[DATA SUPPLIED]:
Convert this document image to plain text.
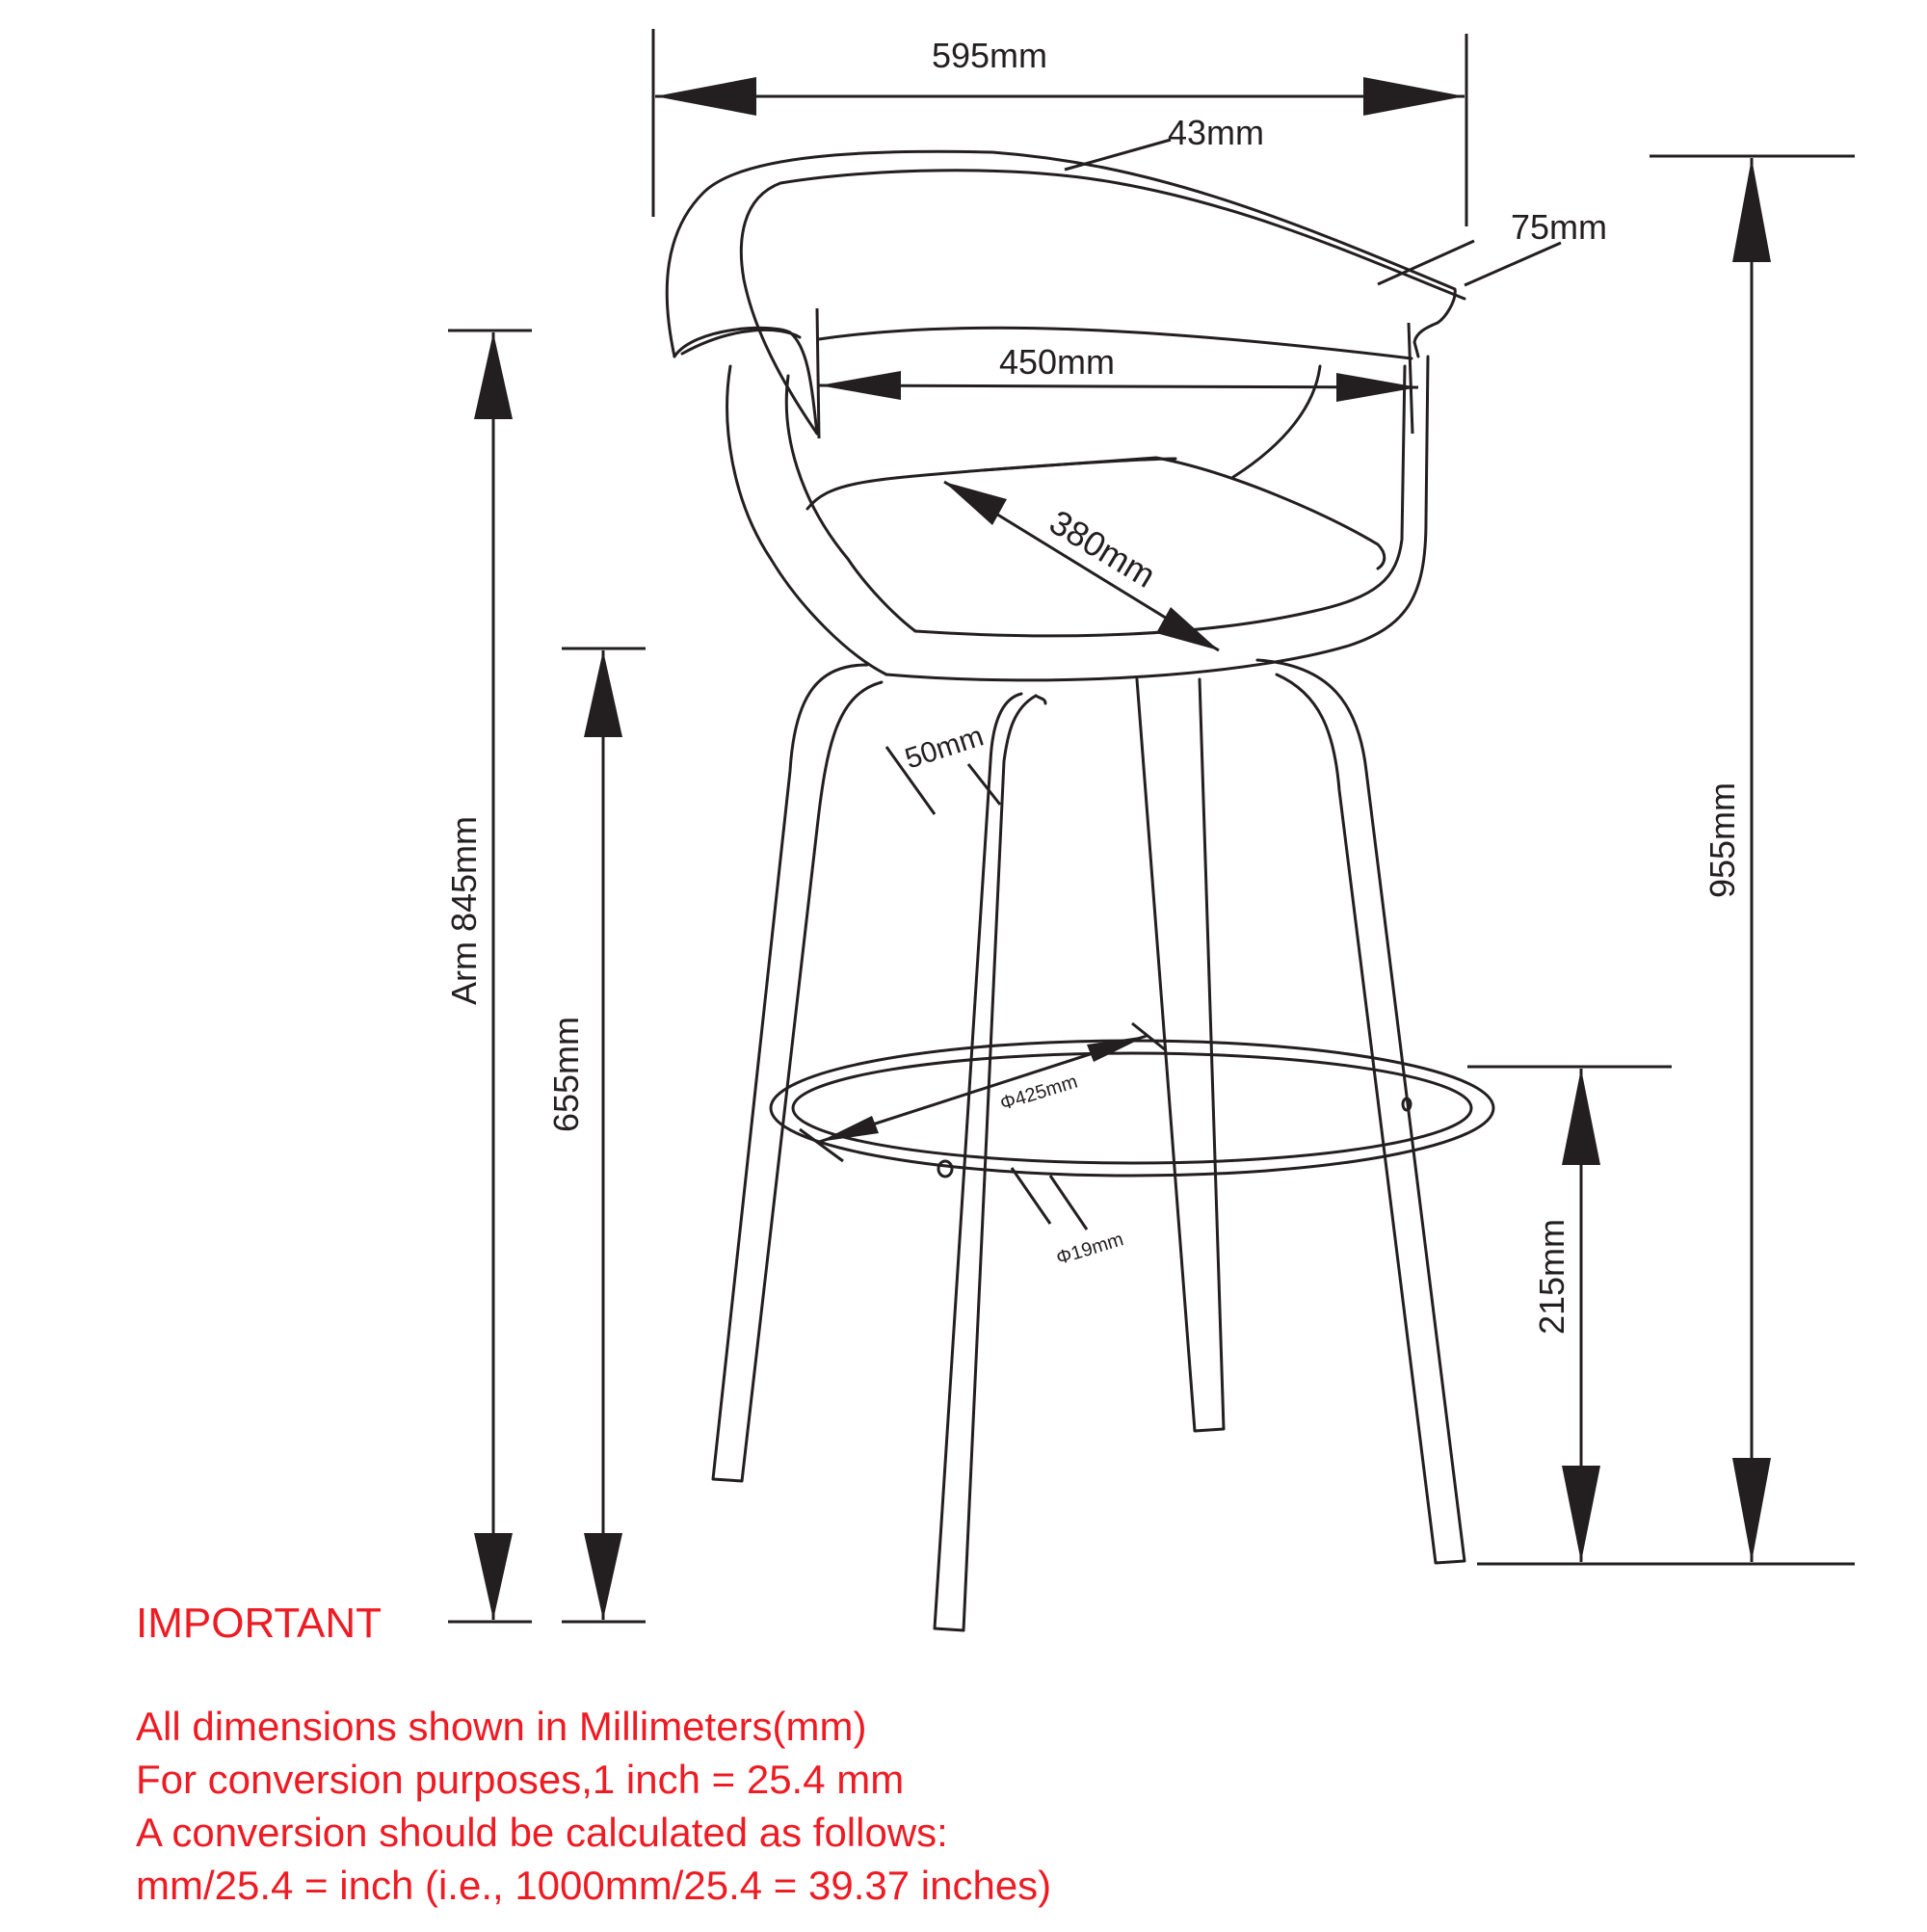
595mm
43mm
75mm
450mm
380mm
50mm
Φ425mm
Φ19mm
Arm 845mm
655mm
955mm
215mm

IMPORTANT

All dimensions shown in Millimeters(mm)

For conversion purposes,1 inch = 25.4 mm

A conversion should be calculated as follows:

mm/25.4 = inch (i.e., 1000mm/25.4 = 39.37 inches)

[SET PROBLEM]: Look for "inch" and pull out every line that has it.

[FINISHED EXERCISE]:
For conversion purposes,1 inch = 25.4 mm
mm/25.4 = inch (i.e., 1000mm/25.4 = 39.37 inches)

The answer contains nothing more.